Start of INPUT ROWS
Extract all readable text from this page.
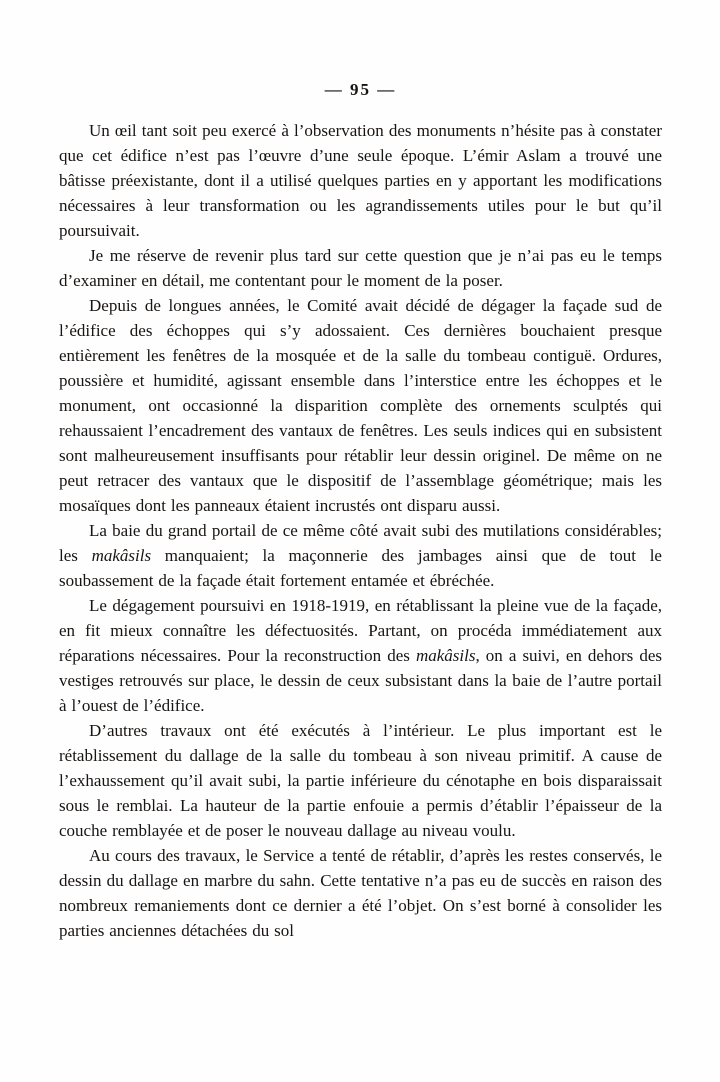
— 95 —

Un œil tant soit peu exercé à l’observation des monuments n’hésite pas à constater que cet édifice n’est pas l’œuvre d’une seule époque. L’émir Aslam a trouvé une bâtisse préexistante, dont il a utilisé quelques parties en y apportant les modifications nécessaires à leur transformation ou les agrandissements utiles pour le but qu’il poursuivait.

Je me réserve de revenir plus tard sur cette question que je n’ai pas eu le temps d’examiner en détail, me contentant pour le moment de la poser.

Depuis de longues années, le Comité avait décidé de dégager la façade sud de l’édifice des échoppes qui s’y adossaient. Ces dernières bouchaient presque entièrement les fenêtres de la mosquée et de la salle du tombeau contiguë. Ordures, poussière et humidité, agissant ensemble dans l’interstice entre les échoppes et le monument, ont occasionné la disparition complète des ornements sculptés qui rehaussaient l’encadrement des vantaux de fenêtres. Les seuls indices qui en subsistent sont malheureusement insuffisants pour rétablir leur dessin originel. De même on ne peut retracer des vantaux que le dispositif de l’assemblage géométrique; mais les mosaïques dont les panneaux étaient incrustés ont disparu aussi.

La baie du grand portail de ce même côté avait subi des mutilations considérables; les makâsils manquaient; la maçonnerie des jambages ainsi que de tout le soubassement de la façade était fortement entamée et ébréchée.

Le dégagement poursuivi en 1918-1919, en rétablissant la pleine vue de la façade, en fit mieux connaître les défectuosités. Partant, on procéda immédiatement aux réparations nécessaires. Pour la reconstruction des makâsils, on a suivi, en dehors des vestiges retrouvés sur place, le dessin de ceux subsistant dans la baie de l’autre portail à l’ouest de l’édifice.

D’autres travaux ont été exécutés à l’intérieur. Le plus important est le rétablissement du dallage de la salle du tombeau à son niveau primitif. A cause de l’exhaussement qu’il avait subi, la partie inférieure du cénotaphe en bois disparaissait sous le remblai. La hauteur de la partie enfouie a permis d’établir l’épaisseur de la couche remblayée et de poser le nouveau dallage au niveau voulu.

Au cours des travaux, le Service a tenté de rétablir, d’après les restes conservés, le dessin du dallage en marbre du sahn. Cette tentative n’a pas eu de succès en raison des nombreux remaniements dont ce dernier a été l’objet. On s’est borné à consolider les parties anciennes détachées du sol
End of INPUT ROWS
Start of INPUT ROWS
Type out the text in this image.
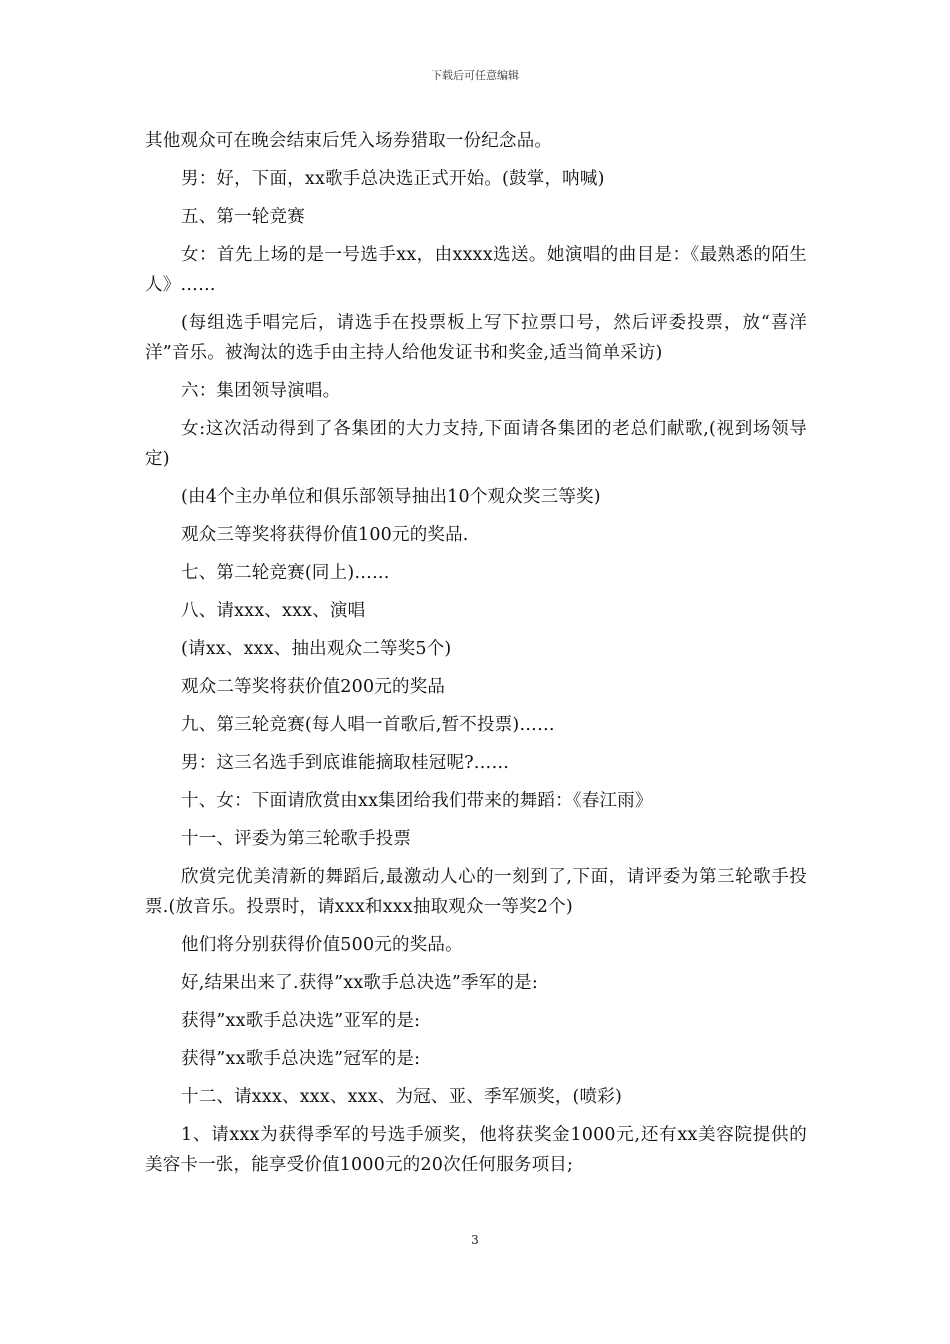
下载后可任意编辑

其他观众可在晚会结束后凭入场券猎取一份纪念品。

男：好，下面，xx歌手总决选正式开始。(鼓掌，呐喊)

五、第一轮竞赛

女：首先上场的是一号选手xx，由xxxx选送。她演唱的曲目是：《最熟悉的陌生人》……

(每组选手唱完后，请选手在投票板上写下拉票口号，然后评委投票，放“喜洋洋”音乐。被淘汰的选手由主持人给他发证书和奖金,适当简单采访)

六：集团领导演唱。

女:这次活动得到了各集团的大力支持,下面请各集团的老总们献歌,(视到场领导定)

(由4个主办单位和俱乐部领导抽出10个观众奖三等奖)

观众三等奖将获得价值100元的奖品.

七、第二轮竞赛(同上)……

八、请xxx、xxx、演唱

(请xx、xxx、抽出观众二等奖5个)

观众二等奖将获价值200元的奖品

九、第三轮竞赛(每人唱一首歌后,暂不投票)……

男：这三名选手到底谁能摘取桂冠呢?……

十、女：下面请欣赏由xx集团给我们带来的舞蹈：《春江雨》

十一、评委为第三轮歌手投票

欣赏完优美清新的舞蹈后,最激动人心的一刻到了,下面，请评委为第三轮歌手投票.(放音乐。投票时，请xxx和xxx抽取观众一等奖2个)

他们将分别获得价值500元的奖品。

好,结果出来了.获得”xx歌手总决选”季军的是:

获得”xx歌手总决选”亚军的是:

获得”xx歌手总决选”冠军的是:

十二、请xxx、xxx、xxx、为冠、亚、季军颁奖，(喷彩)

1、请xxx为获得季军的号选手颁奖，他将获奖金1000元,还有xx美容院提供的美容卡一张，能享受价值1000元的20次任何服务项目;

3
End of INPUT ROWS
● **WORK TO BE COMPLETED**:
Take each line containing the string "baie" and copy it out.

● **EXERCISE OUTPUT**:
La baie du grand portail de ce même côté avait subi des mutilations considérables; les makâsils manquaient; la maçonnerie des jambages ainsi que de tout le soubassement de la façade était fortement entamée et ébréchée.
Le dégagement poursuivi en 1918-1919, en rétablissant la pleine vue de la façade, en fit mieux connaître les défectuosités. Partant, on procéda immédiatement aux réparations nécessaires. Pour la reconstruction des makâsils, on a suivi, en dehors des vestiges retrouvés sur place, le dessin de ceux subsistant dans la baie de l’autre portail à l’ouest de l’édifice.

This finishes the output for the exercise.